- [REQUIREMENT] Find the lines below that contain the string "orientation". Copy each one.
==================================================
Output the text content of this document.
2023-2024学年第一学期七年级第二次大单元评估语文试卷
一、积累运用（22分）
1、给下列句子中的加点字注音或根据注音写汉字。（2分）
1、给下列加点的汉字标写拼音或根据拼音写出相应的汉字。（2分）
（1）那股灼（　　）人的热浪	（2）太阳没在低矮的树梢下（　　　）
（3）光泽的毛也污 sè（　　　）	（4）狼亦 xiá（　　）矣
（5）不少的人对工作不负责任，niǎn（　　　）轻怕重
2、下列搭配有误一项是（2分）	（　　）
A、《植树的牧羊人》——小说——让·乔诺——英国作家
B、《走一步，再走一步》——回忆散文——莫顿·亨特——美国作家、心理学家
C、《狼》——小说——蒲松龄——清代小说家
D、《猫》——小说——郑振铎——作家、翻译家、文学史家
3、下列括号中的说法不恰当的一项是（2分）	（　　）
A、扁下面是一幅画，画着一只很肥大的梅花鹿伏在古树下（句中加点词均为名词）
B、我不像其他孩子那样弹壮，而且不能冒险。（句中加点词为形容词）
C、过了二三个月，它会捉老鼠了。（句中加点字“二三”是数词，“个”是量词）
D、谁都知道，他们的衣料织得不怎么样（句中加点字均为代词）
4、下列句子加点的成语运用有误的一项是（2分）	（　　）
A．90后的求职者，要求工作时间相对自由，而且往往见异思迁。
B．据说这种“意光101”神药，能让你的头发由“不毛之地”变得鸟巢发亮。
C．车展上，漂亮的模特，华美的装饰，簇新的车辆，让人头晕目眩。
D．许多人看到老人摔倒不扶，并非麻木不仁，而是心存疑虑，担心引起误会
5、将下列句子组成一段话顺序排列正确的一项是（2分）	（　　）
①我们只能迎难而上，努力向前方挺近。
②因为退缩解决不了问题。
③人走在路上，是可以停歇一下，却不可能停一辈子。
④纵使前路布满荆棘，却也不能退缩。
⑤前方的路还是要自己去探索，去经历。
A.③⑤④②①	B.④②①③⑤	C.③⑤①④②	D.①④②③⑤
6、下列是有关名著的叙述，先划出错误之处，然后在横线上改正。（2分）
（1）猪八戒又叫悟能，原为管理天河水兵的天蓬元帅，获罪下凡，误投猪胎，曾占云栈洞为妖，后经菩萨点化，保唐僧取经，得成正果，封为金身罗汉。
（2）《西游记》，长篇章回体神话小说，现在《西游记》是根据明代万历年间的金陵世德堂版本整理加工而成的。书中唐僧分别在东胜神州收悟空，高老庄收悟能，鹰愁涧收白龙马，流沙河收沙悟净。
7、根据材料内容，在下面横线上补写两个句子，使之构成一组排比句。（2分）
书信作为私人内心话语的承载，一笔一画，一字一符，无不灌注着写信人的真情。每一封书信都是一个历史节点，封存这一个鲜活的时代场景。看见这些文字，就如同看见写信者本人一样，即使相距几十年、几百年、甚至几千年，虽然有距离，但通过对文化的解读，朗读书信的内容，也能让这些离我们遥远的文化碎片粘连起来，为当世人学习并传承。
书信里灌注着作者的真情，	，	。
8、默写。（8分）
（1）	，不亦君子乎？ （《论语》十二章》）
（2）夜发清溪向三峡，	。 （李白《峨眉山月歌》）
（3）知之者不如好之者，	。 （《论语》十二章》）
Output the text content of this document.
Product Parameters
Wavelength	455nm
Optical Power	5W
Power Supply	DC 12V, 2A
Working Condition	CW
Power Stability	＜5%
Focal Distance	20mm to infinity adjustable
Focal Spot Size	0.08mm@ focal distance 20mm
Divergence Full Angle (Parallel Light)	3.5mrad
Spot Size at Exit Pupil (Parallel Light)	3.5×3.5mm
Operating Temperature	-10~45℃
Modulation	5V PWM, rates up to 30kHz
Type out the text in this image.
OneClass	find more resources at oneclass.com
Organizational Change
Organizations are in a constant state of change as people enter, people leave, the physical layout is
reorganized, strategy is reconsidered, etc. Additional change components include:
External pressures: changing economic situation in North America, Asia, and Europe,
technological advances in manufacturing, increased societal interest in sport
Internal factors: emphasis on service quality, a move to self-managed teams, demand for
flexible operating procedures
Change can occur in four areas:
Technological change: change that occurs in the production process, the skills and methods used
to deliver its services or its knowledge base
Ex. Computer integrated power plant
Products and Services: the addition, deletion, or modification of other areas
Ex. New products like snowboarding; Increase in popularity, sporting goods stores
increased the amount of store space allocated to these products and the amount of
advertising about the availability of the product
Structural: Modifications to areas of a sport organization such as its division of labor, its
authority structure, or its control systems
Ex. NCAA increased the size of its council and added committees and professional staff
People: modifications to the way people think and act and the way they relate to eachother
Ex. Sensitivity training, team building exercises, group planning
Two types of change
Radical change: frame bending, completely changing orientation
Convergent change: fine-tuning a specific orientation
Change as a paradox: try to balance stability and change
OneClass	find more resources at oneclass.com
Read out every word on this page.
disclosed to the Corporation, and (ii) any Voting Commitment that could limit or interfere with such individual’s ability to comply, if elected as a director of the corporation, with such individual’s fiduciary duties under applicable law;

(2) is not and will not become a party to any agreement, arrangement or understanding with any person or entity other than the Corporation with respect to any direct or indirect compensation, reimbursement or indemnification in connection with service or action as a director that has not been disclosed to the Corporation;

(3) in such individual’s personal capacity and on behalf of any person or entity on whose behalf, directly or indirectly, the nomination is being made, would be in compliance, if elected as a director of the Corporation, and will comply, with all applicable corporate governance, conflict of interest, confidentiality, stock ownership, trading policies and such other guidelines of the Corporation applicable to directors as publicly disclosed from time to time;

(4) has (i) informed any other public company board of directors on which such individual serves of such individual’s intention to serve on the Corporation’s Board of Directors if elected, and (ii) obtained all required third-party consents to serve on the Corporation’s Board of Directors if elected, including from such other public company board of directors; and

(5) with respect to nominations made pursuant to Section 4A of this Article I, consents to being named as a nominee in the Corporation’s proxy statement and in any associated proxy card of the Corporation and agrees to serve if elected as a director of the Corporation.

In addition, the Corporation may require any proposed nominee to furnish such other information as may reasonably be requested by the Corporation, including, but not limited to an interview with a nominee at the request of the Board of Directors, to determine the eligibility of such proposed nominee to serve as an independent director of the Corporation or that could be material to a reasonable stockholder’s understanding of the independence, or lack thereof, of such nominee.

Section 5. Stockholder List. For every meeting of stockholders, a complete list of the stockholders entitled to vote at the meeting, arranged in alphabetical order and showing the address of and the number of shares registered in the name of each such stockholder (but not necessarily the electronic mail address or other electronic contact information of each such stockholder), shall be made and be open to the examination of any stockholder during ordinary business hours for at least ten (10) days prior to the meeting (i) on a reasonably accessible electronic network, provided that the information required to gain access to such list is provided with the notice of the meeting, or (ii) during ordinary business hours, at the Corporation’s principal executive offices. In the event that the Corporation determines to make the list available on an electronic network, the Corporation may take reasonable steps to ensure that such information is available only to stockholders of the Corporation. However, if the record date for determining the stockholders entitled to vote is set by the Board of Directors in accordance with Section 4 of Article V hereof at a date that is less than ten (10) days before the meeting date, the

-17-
==================================================
- [SOLUTION TO THIS PROBLEM]
Radical change: frame bending, completely changing orientation
Convergent change: fine-tuning a specific orientation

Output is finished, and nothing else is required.